Excerpts from a figure dataset:
-------

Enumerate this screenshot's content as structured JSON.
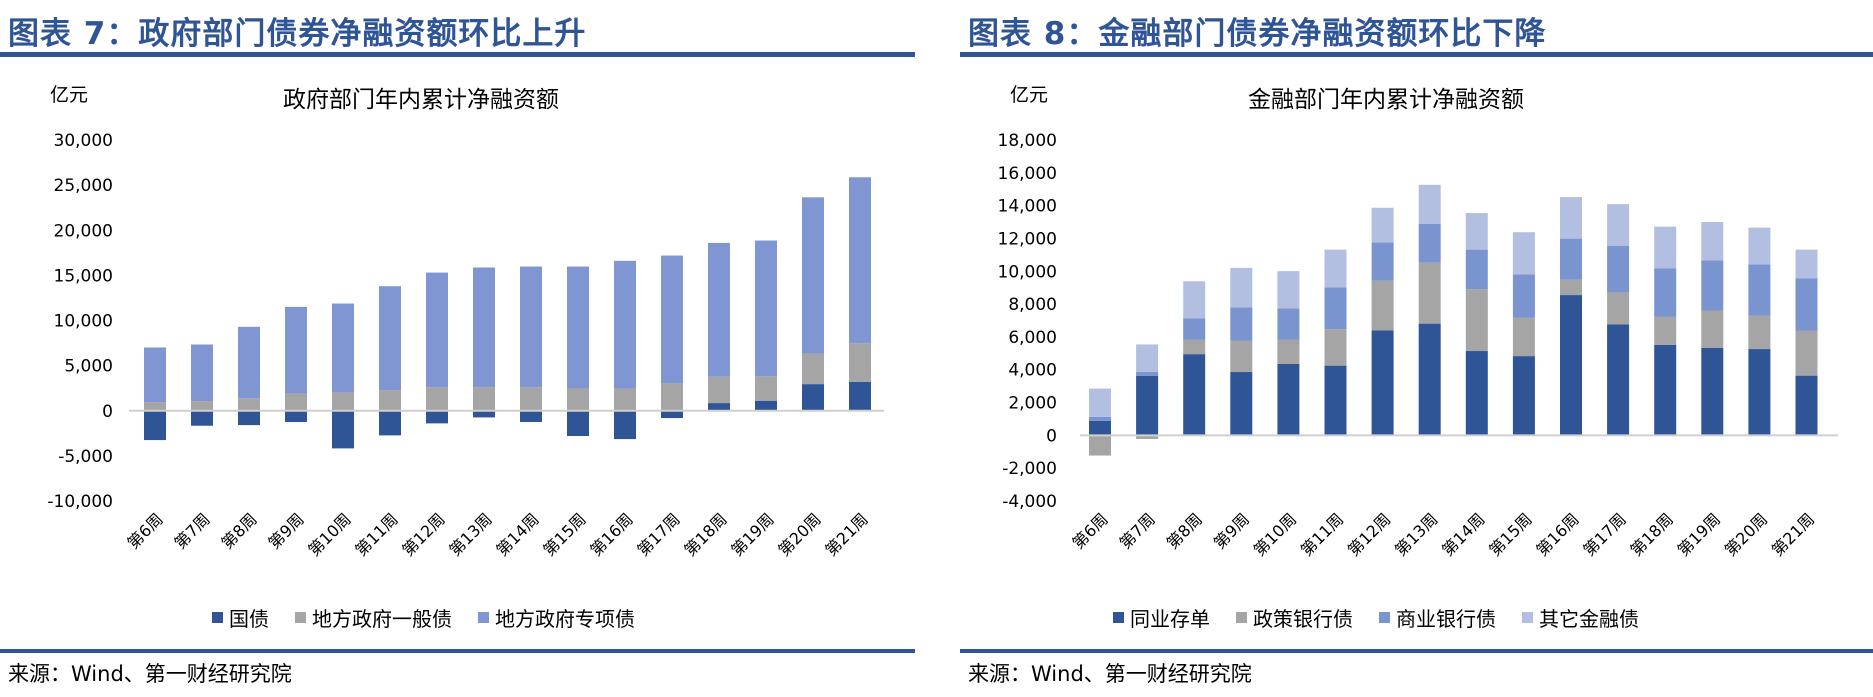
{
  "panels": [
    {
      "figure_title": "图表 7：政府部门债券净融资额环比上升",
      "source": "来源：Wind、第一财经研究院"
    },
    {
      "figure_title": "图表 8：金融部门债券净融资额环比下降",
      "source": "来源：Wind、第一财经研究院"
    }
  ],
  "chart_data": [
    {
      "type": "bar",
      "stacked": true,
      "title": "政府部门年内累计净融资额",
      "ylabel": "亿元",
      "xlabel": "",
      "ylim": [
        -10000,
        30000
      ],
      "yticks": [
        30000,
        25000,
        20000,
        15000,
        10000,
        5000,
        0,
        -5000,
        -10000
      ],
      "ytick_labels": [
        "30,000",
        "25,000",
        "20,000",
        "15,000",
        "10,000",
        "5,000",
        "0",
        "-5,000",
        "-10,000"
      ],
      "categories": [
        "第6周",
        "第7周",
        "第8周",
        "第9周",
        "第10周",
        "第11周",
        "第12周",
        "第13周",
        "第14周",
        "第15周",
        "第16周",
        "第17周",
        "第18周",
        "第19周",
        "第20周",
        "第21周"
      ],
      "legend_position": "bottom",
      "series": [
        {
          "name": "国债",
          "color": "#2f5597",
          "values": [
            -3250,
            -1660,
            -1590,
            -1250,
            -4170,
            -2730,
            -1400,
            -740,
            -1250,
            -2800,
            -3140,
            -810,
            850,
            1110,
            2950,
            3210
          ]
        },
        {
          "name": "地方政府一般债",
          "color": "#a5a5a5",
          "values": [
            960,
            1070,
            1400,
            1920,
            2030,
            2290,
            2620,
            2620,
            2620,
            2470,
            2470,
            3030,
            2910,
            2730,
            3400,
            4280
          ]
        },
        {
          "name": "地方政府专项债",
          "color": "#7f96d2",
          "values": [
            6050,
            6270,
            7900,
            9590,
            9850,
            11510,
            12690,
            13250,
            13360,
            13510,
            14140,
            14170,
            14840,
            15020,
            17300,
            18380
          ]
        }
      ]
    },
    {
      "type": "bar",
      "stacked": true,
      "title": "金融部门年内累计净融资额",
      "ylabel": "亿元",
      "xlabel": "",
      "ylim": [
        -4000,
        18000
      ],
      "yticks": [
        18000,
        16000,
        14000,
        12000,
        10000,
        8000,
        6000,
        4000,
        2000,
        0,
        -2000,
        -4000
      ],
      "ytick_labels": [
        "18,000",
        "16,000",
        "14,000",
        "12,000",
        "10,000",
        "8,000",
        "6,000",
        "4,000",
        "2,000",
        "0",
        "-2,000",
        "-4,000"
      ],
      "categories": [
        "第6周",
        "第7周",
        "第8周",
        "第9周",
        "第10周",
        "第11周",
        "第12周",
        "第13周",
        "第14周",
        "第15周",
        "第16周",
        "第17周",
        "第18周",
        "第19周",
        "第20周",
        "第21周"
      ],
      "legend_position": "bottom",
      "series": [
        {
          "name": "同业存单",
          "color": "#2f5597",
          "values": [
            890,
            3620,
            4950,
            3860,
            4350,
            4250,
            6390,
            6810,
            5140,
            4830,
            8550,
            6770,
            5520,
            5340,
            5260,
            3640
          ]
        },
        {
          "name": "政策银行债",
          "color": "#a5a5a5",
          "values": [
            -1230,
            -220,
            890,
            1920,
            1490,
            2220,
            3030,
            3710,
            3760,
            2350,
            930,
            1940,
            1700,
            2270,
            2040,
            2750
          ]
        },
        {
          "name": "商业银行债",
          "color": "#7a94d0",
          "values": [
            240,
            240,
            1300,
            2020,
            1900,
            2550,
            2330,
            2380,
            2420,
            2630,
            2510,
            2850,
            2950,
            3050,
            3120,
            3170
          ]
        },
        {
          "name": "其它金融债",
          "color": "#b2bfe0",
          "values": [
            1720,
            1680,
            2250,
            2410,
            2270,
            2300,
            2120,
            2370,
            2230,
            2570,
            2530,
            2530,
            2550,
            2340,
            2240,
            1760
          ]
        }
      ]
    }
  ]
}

-------

_WHAT IS REQUIRED_
Write out all the records again, exactly, minus any pictures.

_PROBLEM SOLUTION_
Enumerate this screenshot's content as structured JSON.
{
  "panels": [
    {
      "figure_title": "图表 7：政府部门债券净融资额环比上升",
      "source": "来源：Wind、第一财经研究院"
    },
    {
      "figure_title": "图表 8：金融部门债券净融资额环比下降",
      "source": "来源：Wind、第一财经研究院"
    }
  ],
  "chart_data": [
    {
      "type": "bar",
      "stacked": true,
      "title": "政府部门年内累计净融资额",
      "ylabel": "亿元",
      "xlabel": "",
      "ylim": [
        -10000,
        30000
      ],
      "yticks": [
        30000,
        25000,
        20000,
        15000,
        10000,
        5000,
        0,
        -5000,
        -10000
      ],
      "ytick_labels": [
        "30,000",
        "25,000",
        "20,000",
        "15,000",
        "10,000",
        "5,000",
        "0",
        "-5,000",
        "-10,000"
      ],
      "categories": [
        "第6周",
        "第7周",
        "第8周",
        "第9周",
        "第10周",
        "第11周",
        "第12周",
        "第13周",
        "第14周",
        "第15周",
        "第16周",
        "第17周",
        "第18周",
        "第19周",
        "第20周",
        "第21周"
      ],
      "legend_position": "bottom",
      "series": [
        {
          "name": "国债",
          "color": "#2f5597",
          "values": [
            -3250,
            -1660,
            -1590,
            -1250,
            -4170,
            -2730,
            -1400,
            -740,
            -1250,
            -2800,
            -3140,
            -810,
            850,
            1110,
            2950,
            3210
          ]
        },
        {
          "name": "地方政府一般债",
          "color": "#a5a5a5",
          "values": [
            960,
            1070,
            1400,
            1920,
            2030,
            2290,
            2620,
            2620,
            2620,
            2470,
            2470,
            3030,
            2910,
            2730,
            3400,
            4280
          ]
        },
        {
          "name": "地方政府专项债",
          "color": "#7f96d2",
          "values": [
            6050,
            6270,
            7900,
            9590,
            9850,
            11510,
            12690,
            13250,
            13360,
            13510,
            14140,
            14170,
            14840,
            15020,
            17300,
            18380
          ]
        }
      ]
    },
    {
      "type": "bar",
      "stacked": true,
      "title": "金融部门年内累计净融资额",
      "ylabel": "亿元",
      "xlabel": "",
      "ylim": [
        -4000,
        18000
      ],
      "yticks": [
        18000,
        16000,
        14000,
        12000,
        10000,
        8000,
        6000,
        4000,
        2000,
        0,
        -2000,
        -4000
      ],
      "ytick_labels": [
        "18,000",
        "16,000",
        "14,000",
        "12,000",
        "10,000",
        "8,000",
        "6,000",
        "4,000",
        "2,000",
        "0",
        "-2,000",
        "-4,000"
      ],
      "categories": [
        "第6周",
        "第7周",
        "第8周",
        "第9周",
        "第10周",
        "第11周",
        "第12周",
        "第13周",
        "第14周",
        "第15周",
        "第16周",
        "第17周",
        "第18周",
        "第19周",
        "第20周",
        "第21周"
      ],
      "legend_position": "bottom",
      "series": [
        {
          "name": "同业存单",
          "color": "#2f5597",
          "values": [
            890,
            3620,
            4950,
            3860,
            4350,
            4250,
            6390,
            6810,
            5140,
            4830,
            8550,
            6770,
            5520,
            5340,
            5260,
            3640
          ]
        },
        {
          "name": "政策银行债",
          "color": "#a5a5a5",
          "values": [
            -1230,
            -220,
            890,
            1920,
            1490,
            2220,
            3030,
            3710,
            3760,
            2350,
            930,
            1940,
            1700,
            2270,
            2040,
            2750
          ]
        },
        {
          "name": "商业银行债",
          "color": "#7a94d0",
          "values": [
            240,
            240,
            1300,
            2020,
            1900,
            2550,
            2330,
            2380,
            2420,
            2630,
            2510,
            2850,
            2950,
            3050,
            3120,
            3170
          ]
        },
        {
          "name": "其它金融债",
          "color": "#b2bfe0",
          "values": [
            1720,
            1680,
            2250,
            2410,
            2270,
            2300,
            2120,
            2370,
            2230,
            2570,
            2530,
            2530,
            2550,
            2340,
            2240,
            1760
          ]
        }
      ]
    }
  ]
}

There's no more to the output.